§ **EXTRACTED ENTRIES**:
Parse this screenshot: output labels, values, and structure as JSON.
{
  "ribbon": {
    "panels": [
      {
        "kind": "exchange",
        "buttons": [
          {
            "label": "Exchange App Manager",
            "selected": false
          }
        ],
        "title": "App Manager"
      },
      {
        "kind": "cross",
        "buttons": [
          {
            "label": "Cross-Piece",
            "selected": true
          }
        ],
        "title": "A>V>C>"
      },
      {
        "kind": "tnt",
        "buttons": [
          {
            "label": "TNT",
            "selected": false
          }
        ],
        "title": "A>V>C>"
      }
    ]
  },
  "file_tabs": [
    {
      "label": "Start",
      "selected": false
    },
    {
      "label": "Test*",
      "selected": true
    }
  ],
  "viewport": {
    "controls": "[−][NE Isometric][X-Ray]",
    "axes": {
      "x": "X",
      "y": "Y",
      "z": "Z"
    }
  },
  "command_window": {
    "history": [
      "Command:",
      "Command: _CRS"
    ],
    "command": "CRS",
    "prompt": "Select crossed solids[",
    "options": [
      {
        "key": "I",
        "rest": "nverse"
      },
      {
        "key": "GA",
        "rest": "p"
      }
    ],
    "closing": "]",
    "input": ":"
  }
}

§ **DIRECTIVE**: Copy out the material above in its entirety. Every detail must match.

§ **SOLUTION**:
Parse this screenshot: output labels, values, and structure as JSON.
{
  "ribbon": {
    "panels": [
      {
        "kind": "exchange",
        "buttons": [
          {
            "label": "Exchange App Manager",
            "selected": false
          }
        ],
        "title": "App Manager"
      },
      {
        "kind": "cross",
        "buttons": [
          {
            "label": "Cross-Piece",
            "selected": true
          }
        ],
        "title": "A>V>C>"
      },
      {
        "kind": "tnt",
        "buttons": [
          {
            "label": "TNT",
            "selected": false
          }
        ],
        "title": "A>V>C>"
      }
    ]
  },
  "file_tabs": [
    {
      "label": "Start",
      "selected": false
    },
    {
      "label": "Test*",
      "selected": true
    }
  ],
  "viewport": {
    "controls": "[−][NE Isometric][X-Ray]",
    "axes": {
      "x": "X",
      "y": "Y",
      "z": "Z"
    }
  },
  "command_window": {
    "history": [
      "Command:",
      "Command: _CRS"
    ],
    "command": "CRS",
    "prompt": "Select crossed solids[",
    "options": [
      {
        "key": "I",
        "rest": "nverse"
      },
      {
        "key": "GA",
        "rest": "p"
      }
    ],
    "closing": "]",
    "input": ":"
  }
}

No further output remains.